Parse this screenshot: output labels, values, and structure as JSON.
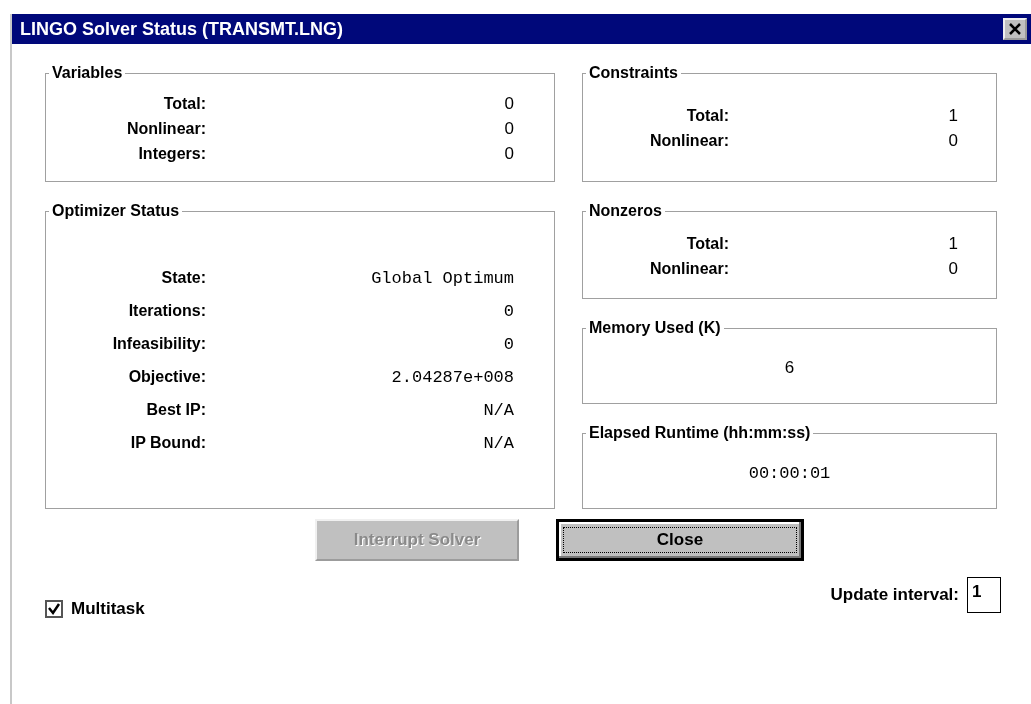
{
  "window": {
    "title": "LINGO Solver Status (TRANSMT.LNG)"
  },
  "left_groups": [
    {
      "title": "Variables",
      "kind": "list",
      "rows": [
        {
          "label": "Total:",
          "value": "0"
        },
        {
          "label": "Nonlinear:",
          "value": "0"
        },
        {
          "label": "Integers:",
          "value": "0"
        }
      ]
    },
    {
      "title": "Optimizer Status",
      "kind": "mono-list",
      "rows": [
        {
          "label": "State:",
          "value": "Global Optimum"
        },
        {
          "label": "Iterations:",
          "value": "0"
        },
        {
          "label": "Infeasibility:",
          "value": "0"
        },
        {
          "label": "Objective:",
          "value": "2.04287e+008"
        },
        {
          "label": "Best IP:",
          "value": "N/A"
        },
        {
          "label": "IP Bound:",
          "value": "N/A"
        }
      ]
    }
  ],
  "right_groups": [
    {
      "title": "Constraints",
      "kind": "list",
      "rows": [
        {
          "label": "Total:",
          "value": "1"
        },
        {
          "label": "Nonlinear:",
          "value": "0"
        }
      ]
    },
    {
      "title": "Nonzeros",
      "kind": "list",
      "rows": [
        {
          "label": "Total:",
          "value": "1"
        },
        {
          "label": "Nonlinear:",
          "value": "0"
        }
      ]
    },
    {
      "title": "Memory Used (K)",
      "kind": "single",
      "value": "6"
    },
    {
      "title": "Elapsed Runtime (hh:mm:ss)",
      "kind": "mono-single",
      "value": "00:00:01"
    }
  ],
  "buttons": [
    {
      "label": "Interrupt Solver",
      "disabled": true,
      "default": false
    },
    {
      "label": "Close",
      "disabled": false,
      "default": true
    }
  ],
  "multitask": {
    "label": "Multitask",
    "checked": true
  },
  "update_interval": {
    "label": "Update interval:",
    "value": "1"
  }
}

-- -- --

— What the exercise asks —
Without the pictures, print the records in full, exactly as they appear.

— Response —
Parse this screenshot: output labels, values, and structure as JSON.
{
  "window": {
    "title": "LINGO Solver Status (TRANSMT.LNG)"
  },
  "left_groups": [
    {
      "title": "Variables",
      "kind": "list",
      "rows": [
        {
          "label": "Total:",
          "value": "0"
        },
        {
          "label": "Nonlinear:",
          "value": "0"
        },
        {
          "label": "Integers:",
          "value": "0"
        }
      ]
    },
    {
      "title": "Optimizer Status",
      "kind": "mono-list",
      "rows": [
        {
          "label": "State:",
          "value": "Global Optimum"
        },
        {
          "label": "Iterations:",
          "value": "0"
        },
        {
          "label": "Infeasibility:",
          "value": "0"
        },
        {
          "label": "Objective:",
          "value": "2.04287e+008"
        },
        {
          "label": "Best IP:",
          "value": "N/A"
        },
        {
          "label": "IP Bound:",
          "value": "N/A"
        }
      ]
    }
  ],
  "right_groups": [
    {
      "title": "Constraints",
      "kind": "list",
      "rows": [
        {
          "label": "Total:",
          "value": "1"
        },
        {
          "label": "Nonlinear:",
          "value": "0"
        }
      ]
    },
    {
      "title": "Nonzeros",
      "kind": "list",
      "rows": [
        {
          "label": "Total:",
          "value": "1"
        },
        {
          "label": "Nonlinear:",
          "value": "0"
        }
      ]
    },
    {
      "title": "Memory Used (K)",
      "kind": "single",
      "value": "6"
    },
    {
      "title": "Elapsed Runtime (hh:mm:ss)",
      "kind": "mono-single",
      "value": "00:00:01"
    }
  ],
  "buttons": [
    {
      "label": "Interrupt Solver",
      "disabled": true,
      "default": false
    },
    {
      "label": "Close",
      "disabled": false,
      "default": true
    }
  ],
  "multitask": {
    "label": "Multitask",
    "checked": true
  },
  "update_interval": {
    "label": "Update interval:",
    "value": "1"
  }
}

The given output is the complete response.